→ PROVIDED RECORDS:
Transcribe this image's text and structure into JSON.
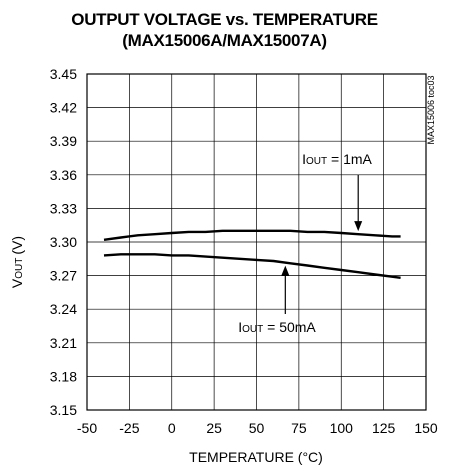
{
  "chart_data": {
    "type": "line",
    "title": "OUTPUT VOLTAGE vs. TEMPERATURE",
    "subtitle": "(MAX15006A/MAX15007A)",
    "xlabel": "TEMPERATURE (°C)",
    "ylabel_main": "V",
    "ylabel_sub": "OUT",
    "ylabel_unit": "(V)",
    "xlim": [
      -50,
      150
    ],
    "ylim": [
      3.15,
      3.45
    ],
    "x_ticks": [
      "-50",
      "-25",
      "0",
      "25",
      "50",
      "75",
      "100",
      "125",
      "150"
    ],
    "y_ticks": [
      "3.15",
      "3.18",
      "3.21",
      "3.24",
      "3.27",
      "3.30",
      "3.33",
      "3.36",
      "3.39",
      "3.42",
      "3.45"
    ],
    "grid": true,
    "watermark": "MAX15006 toc03",
    "series": [
      {
        "name": "IOUT = 1mA",
        "x": [
          -40,
          -30,
          -20,
          -10,
          0,
          10,
          20,
          30,
          40,
          50,
          60,
          70,
          80,
          90,
          100,
          110,
          120,
          130,
          135
        ],
        "y": [
          3.302,
          3.304,
          3.306,
          3.307,
          3.308,
          3.309,
          3.309,
          3.31,
          3.31,
          3.31,
          3.31,
          3.31,
          3.309,
          3.309,
          3.308,
          3.307,
          3.306,
          3.305,
          3.305
        ]
      },
      {
        "name": "IOUT = 50mA",
        "x": [
          -40,
          -30,
          -20,
          -10,
          0,
          10,
          20,
          30,
          40,
          50,
          60,
          70,
          80,
          90,
          100,
          110,
          120,
          130,
          135
        ],
        "y": [
          3.288,
          3.289,
          3.289,
          3.289,
          3.288,
          3.288,
          3.287,
          3.286,
          3.285,
          3.284,
          3.283,
          3.281,
          3.279,
          3.277,
          3.275,
          3.273,
          3.271,
          3.269,
          3.268
        ]
      }
    ],
    "annotations": [
      {
        "main": "I",
        "sub": "OUT",
        "rest": " = 1mA",
        "series": 0,
        "arrow_x": 110
      },
      {
        "main": "I",
        "sub": "OUT",
        "rest": " = 50mA",
        "series": 1,
        "arrow_x": 67
      }
    ]
  }
}
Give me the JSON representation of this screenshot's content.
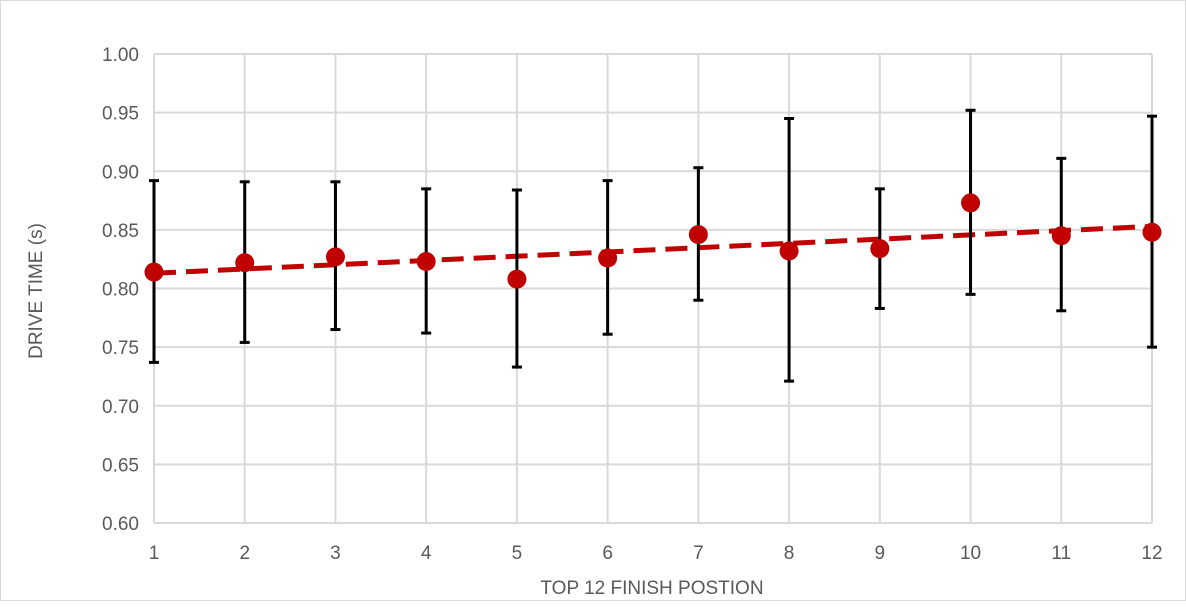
{
  "chart_data": {
    "type": "scatter",
    "title": "",
    "xlabel": "TOP 12 FINISH POSTION",
    "ylabel": "DRIVE TIME (s)",
    "xlim": [
      1,
      12
    ],
    "ylim": [
      0.6,
      1.0
    ],
    "x_ticks": [
      "1",
      "2",
      "3",
      "4",
      "5",
      "6",
      "7",
      "8",
      "9",
      "10",
      "11",
      "12"
    ],
    "y_ticks": [
      "0.60",
      "0.65",
      "0.70",
      "0.75",
      "0.80",
      "0.85",
      "0.90",
      "0.95",
      "1.00"
    ],
    "grid": true,
    "legend": "none",
    "series": [
      {
        "x": [
          1,
          2,
          3,
          4,
          5,
          6,
          7,
          8,
          9,
          10,
          11,
          12
        ],
        "y": [
          0.814,
          0.822,
          0.827,
          0.823,
          0.808,
          0.826,
          0.846,
          0.832,
          0.834,
          0.873,
          0.845,
          0.848
        ],
        "error_low": [
          0.737,
          0.754,
          0.765,
          0.762,
          0.733,
          0.761,
          0.79,
          0.721,
          0.783,
          0.795,
          0.781,
          0.75
        ],
        "error_high": [
          0.892,
          0.891,
          0.891,
          0.885,
          0.884,
          0.892,
          0.903,
          0.945,
          0.885,
          0.952,
          0.911,
          0.947
        ],
        "marker_color": "#c00000",
        "error_bar_color": "#000000"
      }
    ],
    "trendline": {
      "type": "linear",
      "x": [
        1,
        12
      ],
      "y": [
        0.813,
        0.853
      ],
      "color": "#c00000",
      "style": "dashed"
    },
    "colors": {
      "grid": "#d9d9d9",
      "axis_text": "#595959"
    }
  }
}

→ SET PROBLEM:
Pull out the lines above in which the word "xlabel" appears.

→ OUTPUT OF THE TASK:
    "xlabel": "TEMPERATURE (°C)",
    "xlabel": "TOP 12 FINISH POSTION",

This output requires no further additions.